Filter the listing below, copying every line in which the word "people" appears.

━━━━━━━━━━━━━━━━

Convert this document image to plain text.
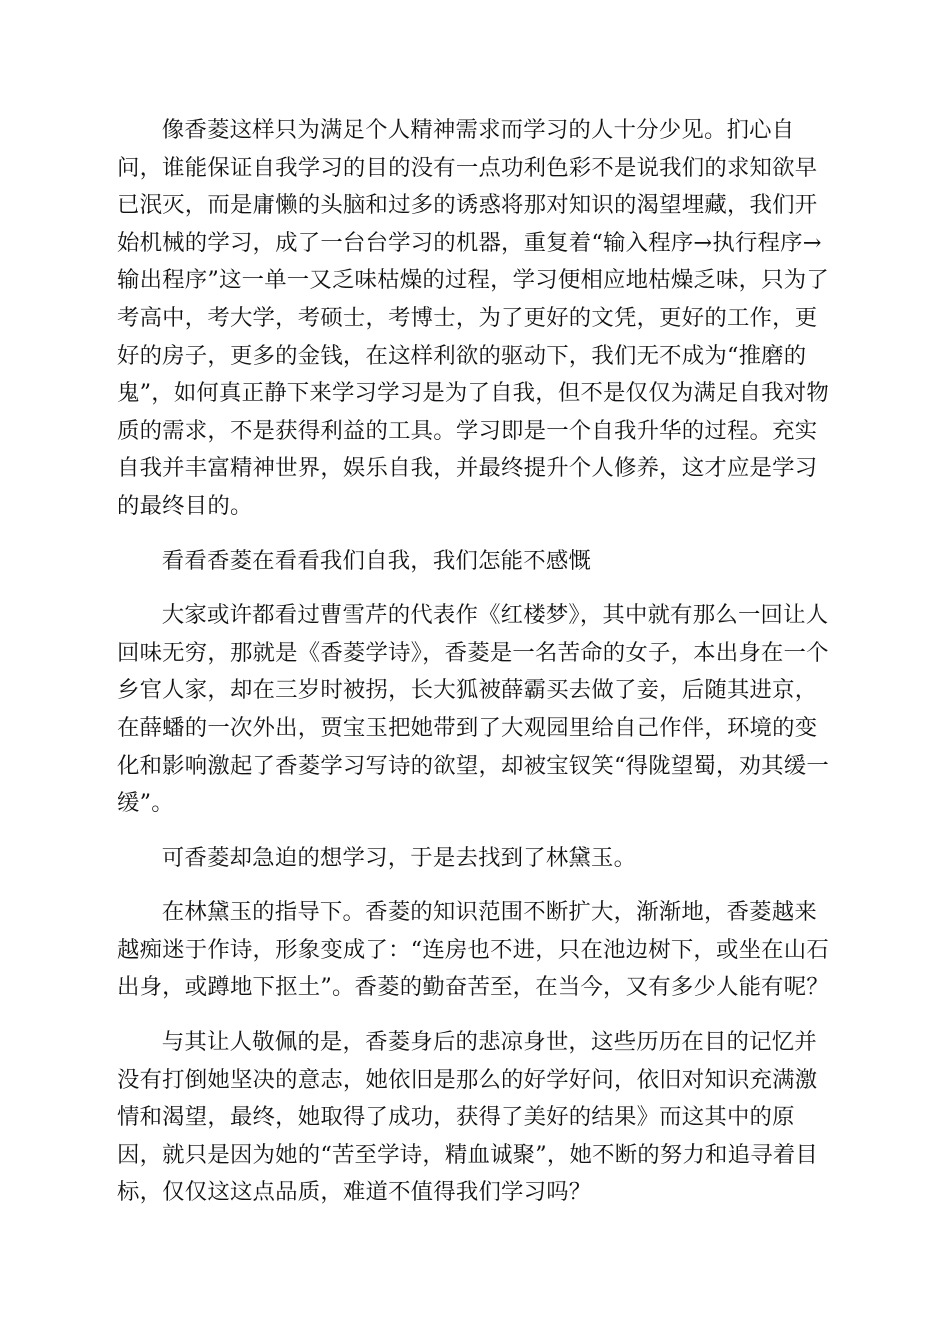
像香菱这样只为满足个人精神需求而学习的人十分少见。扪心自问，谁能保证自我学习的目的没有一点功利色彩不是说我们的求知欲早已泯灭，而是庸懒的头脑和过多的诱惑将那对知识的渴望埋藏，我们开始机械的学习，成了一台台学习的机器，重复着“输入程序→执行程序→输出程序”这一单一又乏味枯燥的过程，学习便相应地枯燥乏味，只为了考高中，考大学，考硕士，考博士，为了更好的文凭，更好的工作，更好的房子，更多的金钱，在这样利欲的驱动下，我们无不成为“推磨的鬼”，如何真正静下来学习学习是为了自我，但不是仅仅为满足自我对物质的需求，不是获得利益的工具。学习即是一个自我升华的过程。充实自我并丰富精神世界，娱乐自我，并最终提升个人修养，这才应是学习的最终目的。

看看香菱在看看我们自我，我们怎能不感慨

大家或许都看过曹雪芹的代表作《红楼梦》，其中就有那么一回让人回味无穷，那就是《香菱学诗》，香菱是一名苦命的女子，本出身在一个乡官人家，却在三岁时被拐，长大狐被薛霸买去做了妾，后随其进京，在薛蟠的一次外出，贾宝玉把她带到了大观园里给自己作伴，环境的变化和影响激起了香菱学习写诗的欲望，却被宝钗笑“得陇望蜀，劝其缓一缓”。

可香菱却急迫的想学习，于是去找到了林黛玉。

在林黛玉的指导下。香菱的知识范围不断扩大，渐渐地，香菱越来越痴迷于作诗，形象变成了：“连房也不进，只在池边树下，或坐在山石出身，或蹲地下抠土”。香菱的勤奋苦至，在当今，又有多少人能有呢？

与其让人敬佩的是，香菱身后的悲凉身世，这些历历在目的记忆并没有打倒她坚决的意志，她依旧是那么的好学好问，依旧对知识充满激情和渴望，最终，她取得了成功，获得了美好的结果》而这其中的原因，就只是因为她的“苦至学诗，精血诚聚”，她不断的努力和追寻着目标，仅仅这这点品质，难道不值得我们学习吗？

━━━━━━━━━━━━━━━━

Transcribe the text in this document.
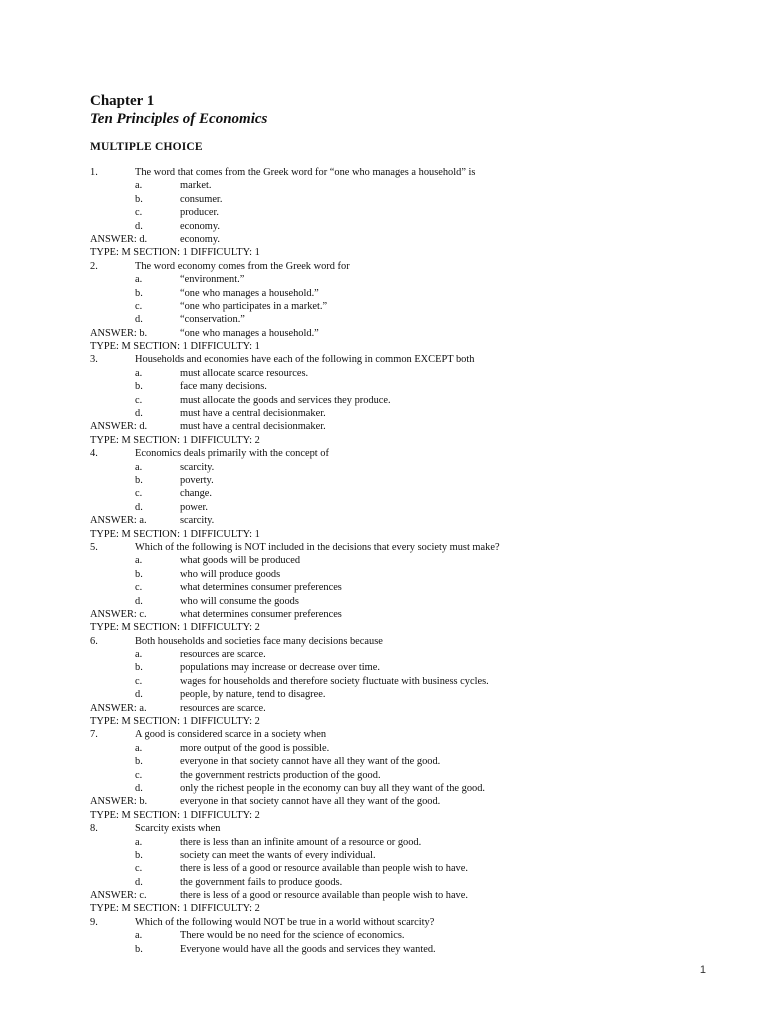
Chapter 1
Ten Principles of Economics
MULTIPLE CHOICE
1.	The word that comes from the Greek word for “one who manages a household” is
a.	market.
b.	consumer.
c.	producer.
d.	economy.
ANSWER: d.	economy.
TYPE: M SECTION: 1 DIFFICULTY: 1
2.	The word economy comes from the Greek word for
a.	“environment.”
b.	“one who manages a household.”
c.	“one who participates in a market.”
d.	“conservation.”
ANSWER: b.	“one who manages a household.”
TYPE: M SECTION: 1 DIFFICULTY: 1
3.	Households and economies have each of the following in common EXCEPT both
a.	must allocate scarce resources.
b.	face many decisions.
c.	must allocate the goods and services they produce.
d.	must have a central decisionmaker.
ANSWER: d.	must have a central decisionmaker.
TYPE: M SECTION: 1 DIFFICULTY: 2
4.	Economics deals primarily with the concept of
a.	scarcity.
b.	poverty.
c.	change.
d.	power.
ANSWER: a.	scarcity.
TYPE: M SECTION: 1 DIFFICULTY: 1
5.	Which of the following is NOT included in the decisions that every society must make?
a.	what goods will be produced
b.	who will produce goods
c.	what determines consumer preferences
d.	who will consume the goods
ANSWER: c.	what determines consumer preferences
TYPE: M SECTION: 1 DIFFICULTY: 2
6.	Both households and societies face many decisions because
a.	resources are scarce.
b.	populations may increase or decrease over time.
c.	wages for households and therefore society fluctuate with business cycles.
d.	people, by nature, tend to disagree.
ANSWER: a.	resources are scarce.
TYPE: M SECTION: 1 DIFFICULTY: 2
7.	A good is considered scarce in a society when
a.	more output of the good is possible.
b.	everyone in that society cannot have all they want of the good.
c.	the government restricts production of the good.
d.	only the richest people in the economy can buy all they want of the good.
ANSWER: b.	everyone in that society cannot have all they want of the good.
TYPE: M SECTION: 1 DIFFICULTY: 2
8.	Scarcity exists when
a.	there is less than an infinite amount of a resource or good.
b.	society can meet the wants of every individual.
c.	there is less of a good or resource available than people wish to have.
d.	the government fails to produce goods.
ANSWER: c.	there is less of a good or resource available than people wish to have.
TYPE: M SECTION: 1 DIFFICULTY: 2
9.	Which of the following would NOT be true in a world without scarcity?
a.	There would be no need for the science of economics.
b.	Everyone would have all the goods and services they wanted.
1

━━━━━━━━━━━━━━━━

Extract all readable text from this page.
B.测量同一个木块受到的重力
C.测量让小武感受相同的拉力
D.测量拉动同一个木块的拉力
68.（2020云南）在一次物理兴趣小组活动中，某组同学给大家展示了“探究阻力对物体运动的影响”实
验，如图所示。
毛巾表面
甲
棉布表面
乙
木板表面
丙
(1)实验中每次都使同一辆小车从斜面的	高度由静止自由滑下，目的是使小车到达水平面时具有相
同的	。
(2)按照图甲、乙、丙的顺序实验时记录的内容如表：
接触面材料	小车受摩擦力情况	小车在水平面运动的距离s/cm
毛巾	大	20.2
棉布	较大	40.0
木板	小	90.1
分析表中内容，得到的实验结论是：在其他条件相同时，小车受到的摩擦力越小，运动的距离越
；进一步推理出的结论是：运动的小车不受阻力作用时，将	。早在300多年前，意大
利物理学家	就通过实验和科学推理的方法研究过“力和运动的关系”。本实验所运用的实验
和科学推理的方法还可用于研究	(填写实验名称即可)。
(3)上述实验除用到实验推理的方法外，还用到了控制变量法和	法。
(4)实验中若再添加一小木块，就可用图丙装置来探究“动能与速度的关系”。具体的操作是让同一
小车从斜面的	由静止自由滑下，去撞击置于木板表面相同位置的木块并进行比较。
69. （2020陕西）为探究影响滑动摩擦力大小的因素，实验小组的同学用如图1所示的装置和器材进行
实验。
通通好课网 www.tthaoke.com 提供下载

━━━━━━━━━━━━━━━━

→ **WRITTEN ANSWER**
d.	people, by nature, tend to disagree.
d.	only the richest people in the economy can buy all they want of the good.
c.	there is less of a good or resource available than people wish to have.
ANSWER: c.	there is less of a good or resource available than people wish to have.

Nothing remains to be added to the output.